• TASK GOAL:
The records that follow are to be transcribed in full, without their images.

• DATA IN THIS EXERCISE:
▬▬▬
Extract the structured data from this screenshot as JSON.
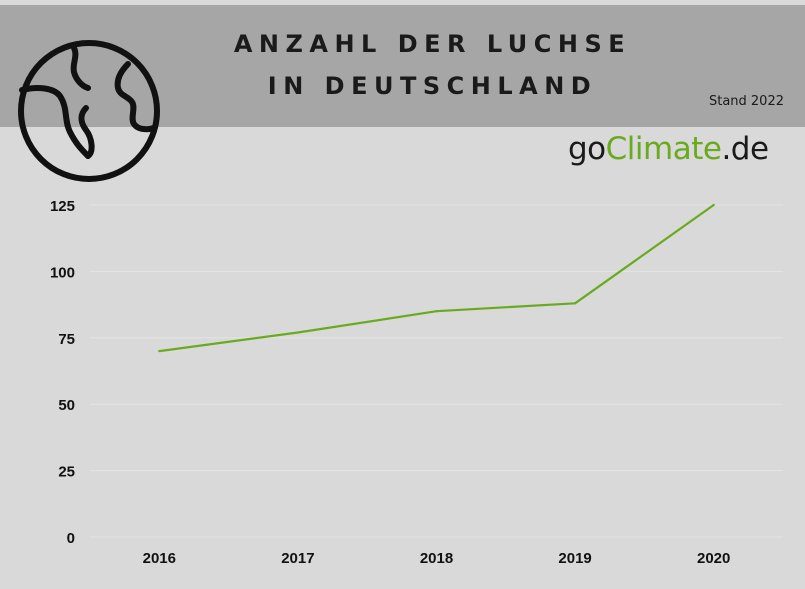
{
  "header": {
    "title_line_1": "ANZAHL DER LUCHSE",
    "title_line_2": "IN DEUTSCHLAND",
    "stand": "Stand 2022"
  },
  "brand": {
    "prefix": "go",
    "highlight": "Climate",
    "suffix": ".de",
    "accent_color": "#6aaa1e"
  },
  "icons": {
    "globe": "globe-icon"
  },
  "chart_data": {
    "type": "line",
    "categories": [
      "2016",
      "2017",
      "2018",
      "2019",
      "2020"
    ],
    "series": [
      {
        "values": [
          70,
          77,
          85,
          88,
          125
        ],
        "color": "#6aaa1e"
      }
    ],
    "y_ticks": [
      0,
      25,
      50,
      75,
      100,
      125
    ],
    "ylim": [
      0,
      125
    ],
    "grid": true,
    "legend": "none"
  }
}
▬▬▬
• SOLUTION FOR THIS TASK:
Extract the structured data from this screenshot as JSON.
{
  "header": {
    "title_line_1": "ANZAHL DER LUCHSE",
    "title_line_2": "IN DEUTSCHLAND",
    "stand": "Stand 2022"
  },
  "brand": {
    "prefix": "go",
    "highlight": "Climate",
    "suffix": ".de",
    "accent_color": "#6aaa1e"
  },
  "icons": {
    "globe": "globe-icon"
  },
  "chart_data": {
    "type": "line",
    "categories": [
      "2016",
      "2017",
      "2018",
      "2019",
      "2020"
    ],
    "series": [
      {
        "values": [
          70,
          77,
          85,
          88,
          125
        ],
        "color": "#6aaa1e"
      }
    ],
    "y_ticks": [
      0,
      25,
      50,
      75,
      100,
      125
    ],
    "ylim": [
      0,
      125
    ],
    "grid": true,
    "legend": "none"
  }
}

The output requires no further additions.